__SHORT EXERCISE__. Please reproduce word for word the listing lines starting at the first line of the listing and ending at the line that contains "more-options-button[interactable] <box>464 268", with both of those lines included.

-- MATERIAL SHOWN start --

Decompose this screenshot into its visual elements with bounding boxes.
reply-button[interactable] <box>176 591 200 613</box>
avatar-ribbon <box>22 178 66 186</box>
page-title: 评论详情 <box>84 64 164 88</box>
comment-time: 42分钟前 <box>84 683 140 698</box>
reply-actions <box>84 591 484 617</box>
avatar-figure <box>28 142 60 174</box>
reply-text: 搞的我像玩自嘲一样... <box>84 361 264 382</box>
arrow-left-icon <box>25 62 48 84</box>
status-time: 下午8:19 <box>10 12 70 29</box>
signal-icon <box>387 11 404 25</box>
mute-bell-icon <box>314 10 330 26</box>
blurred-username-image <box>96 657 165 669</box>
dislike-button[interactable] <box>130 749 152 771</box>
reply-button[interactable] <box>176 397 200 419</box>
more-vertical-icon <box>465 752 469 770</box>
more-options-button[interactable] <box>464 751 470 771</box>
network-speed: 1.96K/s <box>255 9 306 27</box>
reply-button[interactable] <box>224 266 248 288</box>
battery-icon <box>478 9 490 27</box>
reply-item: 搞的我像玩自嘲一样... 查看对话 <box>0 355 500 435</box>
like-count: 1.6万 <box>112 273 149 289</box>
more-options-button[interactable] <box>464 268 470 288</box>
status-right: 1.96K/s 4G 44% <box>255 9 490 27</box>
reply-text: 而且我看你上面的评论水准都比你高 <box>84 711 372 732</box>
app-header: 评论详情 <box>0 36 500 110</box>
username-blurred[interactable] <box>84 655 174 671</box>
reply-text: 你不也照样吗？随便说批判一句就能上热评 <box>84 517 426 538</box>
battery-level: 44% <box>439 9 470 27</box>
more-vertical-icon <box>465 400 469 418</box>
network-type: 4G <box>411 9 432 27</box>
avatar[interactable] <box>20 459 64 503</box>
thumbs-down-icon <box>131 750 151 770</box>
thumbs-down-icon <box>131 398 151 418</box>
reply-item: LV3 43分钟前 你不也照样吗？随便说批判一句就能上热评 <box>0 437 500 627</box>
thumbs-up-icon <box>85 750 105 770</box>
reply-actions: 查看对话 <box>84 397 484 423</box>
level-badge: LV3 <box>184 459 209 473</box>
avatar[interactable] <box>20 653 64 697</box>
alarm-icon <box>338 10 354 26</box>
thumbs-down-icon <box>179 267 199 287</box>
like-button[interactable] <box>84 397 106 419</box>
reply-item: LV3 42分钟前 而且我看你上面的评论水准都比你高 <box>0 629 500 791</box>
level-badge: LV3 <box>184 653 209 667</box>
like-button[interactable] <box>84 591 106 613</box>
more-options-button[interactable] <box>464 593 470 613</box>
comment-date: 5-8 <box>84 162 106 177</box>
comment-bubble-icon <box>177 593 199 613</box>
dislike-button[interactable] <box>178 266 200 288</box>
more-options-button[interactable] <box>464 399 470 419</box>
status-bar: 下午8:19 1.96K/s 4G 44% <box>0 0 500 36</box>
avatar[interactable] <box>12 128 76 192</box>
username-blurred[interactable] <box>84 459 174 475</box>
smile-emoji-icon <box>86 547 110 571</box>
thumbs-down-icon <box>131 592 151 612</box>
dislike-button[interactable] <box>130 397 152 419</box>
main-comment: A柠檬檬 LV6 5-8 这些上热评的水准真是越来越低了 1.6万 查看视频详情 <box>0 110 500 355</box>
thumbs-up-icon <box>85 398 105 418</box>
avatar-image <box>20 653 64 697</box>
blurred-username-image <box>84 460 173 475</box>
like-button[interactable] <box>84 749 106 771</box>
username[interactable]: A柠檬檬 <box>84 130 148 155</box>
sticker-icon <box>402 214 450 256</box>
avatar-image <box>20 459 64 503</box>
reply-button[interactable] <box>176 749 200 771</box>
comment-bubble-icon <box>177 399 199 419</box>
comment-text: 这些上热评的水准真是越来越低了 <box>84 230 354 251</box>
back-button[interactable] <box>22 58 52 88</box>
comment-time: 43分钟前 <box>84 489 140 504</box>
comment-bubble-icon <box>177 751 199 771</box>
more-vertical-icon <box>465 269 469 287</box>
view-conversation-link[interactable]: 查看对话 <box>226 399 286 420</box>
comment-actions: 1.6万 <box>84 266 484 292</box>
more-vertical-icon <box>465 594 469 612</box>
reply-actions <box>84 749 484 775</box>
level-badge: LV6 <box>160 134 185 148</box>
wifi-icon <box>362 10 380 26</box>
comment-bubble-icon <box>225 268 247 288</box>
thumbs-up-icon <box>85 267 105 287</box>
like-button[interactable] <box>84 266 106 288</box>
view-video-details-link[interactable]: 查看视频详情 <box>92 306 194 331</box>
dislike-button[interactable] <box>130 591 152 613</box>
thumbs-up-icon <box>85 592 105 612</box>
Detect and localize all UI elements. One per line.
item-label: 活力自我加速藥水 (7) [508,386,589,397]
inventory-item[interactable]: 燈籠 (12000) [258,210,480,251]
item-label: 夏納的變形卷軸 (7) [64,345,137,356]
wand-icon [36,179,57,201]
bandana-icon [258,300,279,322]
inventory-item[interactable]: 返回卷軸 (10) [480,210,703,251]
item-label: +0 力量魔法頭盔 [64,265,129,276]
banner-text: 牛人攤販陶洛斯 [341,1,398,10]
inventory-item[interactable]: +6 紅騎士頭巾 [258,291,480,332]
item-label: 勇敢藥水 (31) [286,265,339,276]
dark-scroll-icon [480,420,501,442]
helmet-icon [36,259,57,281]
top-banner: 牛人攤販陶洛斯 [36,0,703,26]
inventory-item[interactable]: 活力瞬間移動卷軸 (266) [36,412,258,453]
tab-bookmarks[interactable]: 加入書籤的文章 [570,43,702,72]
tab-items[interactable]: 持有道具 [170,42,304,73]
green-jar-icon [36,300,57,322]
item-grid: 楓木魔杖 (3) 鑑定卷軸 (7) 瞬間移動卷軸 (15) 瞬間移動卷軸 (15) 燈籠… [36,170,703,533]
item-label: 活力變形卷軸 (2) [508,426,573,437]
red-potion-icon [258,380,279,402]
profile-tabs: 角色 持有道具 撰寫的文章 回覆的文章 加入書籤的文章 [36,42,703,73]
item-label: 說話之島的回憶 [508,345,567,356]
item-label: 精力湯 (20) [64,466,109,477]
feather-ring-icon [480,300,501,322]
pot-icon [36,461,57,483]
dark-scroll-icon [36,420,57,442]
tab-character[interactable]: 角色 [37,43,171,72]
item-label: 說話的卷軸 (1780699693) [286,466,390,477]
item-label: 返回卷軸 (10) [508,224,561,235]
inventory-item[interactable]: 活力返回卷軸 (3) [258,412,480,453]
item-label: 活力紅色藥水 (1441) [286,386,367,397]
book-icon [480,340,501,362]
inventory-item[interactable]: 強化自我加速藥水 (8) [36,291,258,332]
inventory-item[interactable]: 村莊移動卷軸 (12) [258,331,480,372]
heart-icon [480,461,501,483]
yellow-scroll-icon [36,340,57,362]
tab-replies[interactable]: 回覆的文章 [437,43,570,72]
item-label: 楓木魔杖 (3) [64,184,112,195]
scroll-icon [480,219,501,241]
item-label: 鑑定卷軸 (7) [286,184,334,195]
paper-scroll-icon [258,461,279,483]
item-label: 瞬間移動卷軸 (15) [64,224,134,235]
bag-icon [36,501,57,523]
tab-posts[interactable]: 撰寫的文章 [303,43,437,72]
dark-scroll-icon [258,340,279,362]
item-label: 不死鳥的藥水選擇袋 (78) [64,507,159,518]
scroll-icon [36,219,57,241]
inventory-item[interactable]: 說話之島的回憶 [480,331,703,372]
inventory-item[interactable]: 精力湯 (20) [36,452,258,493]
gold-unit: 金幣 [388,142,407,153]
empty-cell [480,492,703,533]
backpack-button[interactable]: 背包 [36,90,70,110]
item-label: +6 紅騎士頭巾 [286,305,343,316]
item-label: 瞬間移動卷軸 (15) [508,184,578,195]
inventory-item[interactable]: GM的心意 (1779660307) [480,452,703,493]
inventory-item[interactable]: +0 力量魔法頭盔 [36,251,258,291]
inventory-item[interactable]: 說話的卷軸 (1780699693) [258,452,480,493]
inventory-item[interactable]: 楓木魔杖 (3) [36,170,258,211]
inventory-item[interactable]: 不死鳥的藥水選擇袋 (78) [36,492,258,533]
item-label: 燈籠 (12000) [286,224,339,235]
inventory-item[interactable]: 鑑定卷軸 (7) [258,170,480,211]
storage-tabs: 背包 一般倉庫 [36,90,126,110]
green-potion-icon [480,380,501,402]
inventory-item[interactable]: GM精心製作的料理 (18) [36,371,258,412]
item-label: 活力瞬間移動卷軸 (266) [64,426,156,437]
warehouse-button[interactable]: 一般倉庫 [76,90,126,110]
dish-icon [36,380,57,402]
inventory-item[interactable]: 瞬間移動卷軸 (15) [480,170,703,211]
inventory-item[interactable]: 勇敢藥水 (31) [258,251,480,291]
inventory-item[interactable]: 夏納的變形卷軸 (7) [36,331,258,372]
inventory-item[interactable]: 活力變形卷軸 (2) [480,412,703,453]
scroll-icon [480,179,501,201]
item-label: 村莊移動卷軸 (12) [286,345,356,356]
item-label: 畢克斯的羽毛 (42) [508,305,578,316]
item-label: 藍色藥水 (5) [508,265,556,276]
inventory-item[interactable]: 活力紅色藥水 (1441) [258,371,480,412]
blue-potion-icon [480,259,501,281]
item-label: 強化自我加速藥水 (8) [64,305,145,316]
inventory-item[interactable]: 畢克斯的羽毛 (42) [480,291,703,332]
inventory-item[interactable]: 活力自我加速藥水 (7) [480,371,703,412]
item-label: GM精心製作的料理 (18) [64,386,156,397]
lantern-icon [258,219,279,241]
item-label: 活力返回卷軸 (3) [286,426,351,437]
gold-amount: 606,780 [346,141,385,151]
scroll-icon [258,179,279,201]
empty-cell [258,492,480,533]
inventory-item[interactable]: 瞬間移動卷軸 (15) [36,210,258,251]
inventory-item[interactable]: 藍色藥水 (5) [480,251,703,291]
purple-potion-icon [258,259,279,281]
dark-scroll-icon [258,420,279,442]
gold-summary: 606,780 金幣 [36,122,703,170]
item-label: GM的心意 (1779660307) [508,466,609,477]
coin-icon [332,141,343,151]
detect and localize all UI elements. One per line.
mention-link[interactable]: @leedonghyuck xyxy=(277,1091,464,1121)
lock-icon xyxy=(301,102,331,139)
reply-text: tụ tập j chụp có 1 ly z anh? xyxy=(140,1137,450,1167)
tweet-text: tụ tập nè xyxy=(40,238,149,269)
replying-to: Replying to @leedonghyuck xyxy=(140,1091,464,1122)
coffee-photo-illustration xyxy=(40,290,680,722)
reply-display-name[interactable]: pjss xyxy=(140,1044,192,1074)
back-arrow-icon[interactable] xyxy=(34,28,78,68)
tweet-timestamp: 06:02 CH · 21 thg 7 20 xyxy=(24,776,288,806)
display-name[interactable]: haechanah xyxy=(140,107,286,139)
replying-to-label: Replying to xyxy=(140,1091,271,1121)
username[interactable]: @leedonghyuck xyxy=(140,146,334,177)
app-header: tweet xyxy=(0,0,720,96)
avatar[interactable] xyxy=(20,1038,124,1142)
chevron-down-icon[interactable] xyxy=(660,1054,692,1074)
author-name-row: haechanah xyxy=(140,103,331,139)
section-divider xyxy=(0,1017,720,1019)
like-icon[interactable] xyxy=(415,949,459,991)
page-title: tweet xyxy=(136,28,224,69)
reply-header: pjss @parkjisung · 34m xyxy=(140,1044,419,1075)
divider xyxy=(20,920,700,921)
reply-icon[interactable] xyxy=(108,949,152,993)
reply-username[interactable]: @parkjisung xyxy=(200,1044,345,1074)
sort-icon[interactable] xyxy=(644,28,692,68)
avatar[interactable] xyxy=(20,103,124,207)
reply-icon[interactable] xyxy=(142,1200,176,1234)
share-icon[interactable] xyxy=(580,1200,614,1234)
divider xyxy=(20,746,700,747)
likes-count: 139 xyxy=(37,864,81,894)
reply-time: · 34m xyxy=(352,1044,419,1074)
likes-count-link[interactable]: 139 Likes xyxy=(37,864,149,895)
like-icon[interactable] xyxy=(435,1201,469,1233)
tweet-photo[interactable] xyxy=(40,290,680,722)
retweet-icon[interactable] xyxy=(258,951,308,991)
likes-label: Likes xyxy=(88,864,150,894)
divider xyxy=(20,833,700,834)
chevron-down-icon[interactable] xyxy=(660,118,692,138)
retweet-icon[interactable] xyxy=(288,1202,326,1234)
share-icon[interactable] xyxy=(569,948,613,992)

-- MATERIAL SHOWN end --

__SOLUTION TO THIS PROBLEM__.
Decompose this screenshot into its visual elements with bounding boxes.
reply-button[interactable] <box>176 591 200 613</box>
avatar-ribbon <box>22 178 66 186</box>
page-title: 评论详情 <box>84 64 164 88</box>
comment-time: 42分钟前 <box>84 683 140 698</box>
reply-actions <box>84 591 484 617</box>
avatar-figure <box>28 142 60 174</box>
reply-text: 搞的我像玩自嘲一样... <box>84 361 264 382</box>
arrow-left-icon <box>25 62 48 84</box>
status-time: 下午8:19 <box>10 12 70 29</box>
signal-icon <box>387 11 404 25</box>
mute-bell-icon <box>314 10 330 26</box>
blurred-username-image <box>96 657 165 669</box>
dislike-button[interactable] <box>130 749 152 771</box>
reply-button[interactable] <box>176 397 200 419</box>
more-vertical-icon <box>465 752 469 770</box>
more-options-button[interactable] <box>464 751 470 771</box>
network-speed: 1.96K/s <box>255 9 306 27</box>
reply-button[interactable] <box>224 266 248 288</box>
battery-icon <box>478 9 490 27</box>
reply-item: 搞的我像玩自嘲一样... 查看对话 <box>0 355 500 435</box>
like-count: 1.6万 <box>112 273 149 289</box>
more-options-button[interactable] <box>464 268 470 288</box>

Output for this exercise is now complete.